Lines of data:
<<<<
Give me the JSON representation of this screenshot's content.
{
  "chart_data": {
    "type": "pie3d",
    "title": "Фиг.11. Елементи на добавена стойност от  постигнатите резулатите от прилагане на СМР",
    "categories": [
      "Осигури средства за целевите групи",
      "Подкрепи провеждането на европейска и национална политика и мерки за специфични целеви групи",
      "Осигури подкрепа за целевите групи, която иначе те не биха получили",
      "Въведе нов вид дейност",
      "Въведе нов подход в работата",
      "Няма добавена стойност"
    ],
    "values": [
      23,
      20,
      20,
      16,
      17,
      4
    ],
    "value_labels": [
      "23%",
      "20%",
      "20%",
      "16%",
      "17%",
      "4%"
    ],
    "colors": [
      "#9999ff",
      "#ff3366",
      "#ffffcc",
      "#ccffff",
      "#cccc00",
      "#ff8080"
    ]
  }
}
>>>>
Across all the entries, count the lines that contain the word "стойност" and give the number by itself.

2